**What is required**: Reproduce each line exactly.
--- Start of Given data ---
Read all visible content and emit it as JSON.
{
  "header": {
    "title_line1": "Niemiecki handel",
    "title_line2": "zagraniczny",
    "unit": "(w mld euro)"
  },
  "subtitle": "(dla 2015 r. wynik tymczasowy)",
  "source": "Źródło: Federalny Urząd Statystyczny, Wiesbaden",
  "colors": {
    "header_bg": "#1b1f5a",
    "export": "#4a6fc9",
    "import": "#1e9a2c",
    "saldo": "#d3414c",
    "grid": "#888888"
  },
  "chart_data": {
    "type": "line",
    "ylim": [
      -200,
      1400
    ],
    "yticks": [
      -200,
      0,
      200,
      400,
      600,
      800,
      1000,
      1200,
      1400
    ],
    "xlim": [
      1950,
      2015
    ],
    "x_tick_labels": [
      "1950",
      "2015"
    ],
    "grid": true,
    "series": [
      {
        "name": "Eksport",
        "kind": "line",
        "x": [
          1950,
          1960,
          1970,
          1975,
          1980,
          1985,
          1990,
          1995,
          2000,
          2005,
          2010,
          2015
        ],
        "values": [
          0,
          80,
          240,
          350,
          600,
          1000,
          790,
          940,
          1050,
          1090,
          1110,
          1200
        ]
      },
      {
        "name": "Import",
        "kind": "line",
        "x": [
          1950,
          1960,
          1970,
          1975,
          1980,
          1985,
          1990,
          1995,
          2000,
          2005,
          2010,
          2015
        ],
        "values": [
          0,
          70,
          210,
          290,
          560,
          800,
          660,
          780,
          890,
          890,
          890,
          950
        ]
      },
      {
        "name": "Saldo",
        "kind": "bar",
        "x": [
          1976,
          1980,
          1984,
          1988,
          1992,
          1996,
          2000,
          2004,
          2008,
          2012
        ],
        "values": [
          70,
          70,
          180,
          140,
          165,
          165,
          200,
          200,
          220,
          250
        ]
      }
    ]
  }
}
--- End of Given data ---
**Complete response**:
Read all visible content and emit it as JSON.
{
  "header": {
    "title_line1": "Niemiecki handel",
    "title_line2": "zagraniczny",
    "unit": "(w mld euro)"
  },
  "subtitle": "(dla 2015 r. wynik tymczasowy)",
  "source": "Źródło: Federalny Urząd Statystyczny, Wiesbaden",
  "colors": {
    "header_bg": "#1b1f5a",
    "export": "#4a6fc9",
    "import": "#1e9a2c",
    "saldo": "#d3414c",
    "grid": "#888888"
  },
  "chart_data": {
    "type": "line",
    "ylim": [
      -200,
      1400
    ],
    "yticks": [
      -200,
      0,
      200,
      400,
      600,
      800,
      1000,
      1200,
      1400
    ],
    "xlim": [
      1950,
      2015
    ],
    "x_tick_labels": [
      "1950",
      "2015"
    ],
    "grid": true,
    "series": [
      {
        "name": "Eksport",
        "kind": "line",
        "x": [
          1950,
          1960,
          1970,
          1975,
          1980,
          1985,
          1990,
          1995,
          2000,
          2005,
          2010,
          2015
        ],
        "values": [
          0,
          80,
          240,
          350,
          600,
          1000,
          790,
          940,
          1050,
          1090,
          1110,
          1200
        ]
      },
      {
        "name": "Import",
        "kind": "line",
        "x": [
          1950,
          1960,
          1970,
          1975,
          1980,
          1985,
          1990,
          1995,
          2000,
          2005,
          2010,
          2015
        ],
        "values": [
          0,
          70,
          210,
          290,
          560,
          800,
          660,
          780,
          890,
          890,
          890,
          950
        ]
      },
      {
        "name": "Saldo",
        "kind": "bar",
        "x": [
          1976,
          1980,
          1984,
          1988,
          1992,
          1996,
          2000,
          2004,
          2008,
          2012
        ],
        "values": [
          70,
          70,
          180,
          140,
          165,
          165,
          200,
          200,
          220,
          250
        ]
      }
    ]
  }
}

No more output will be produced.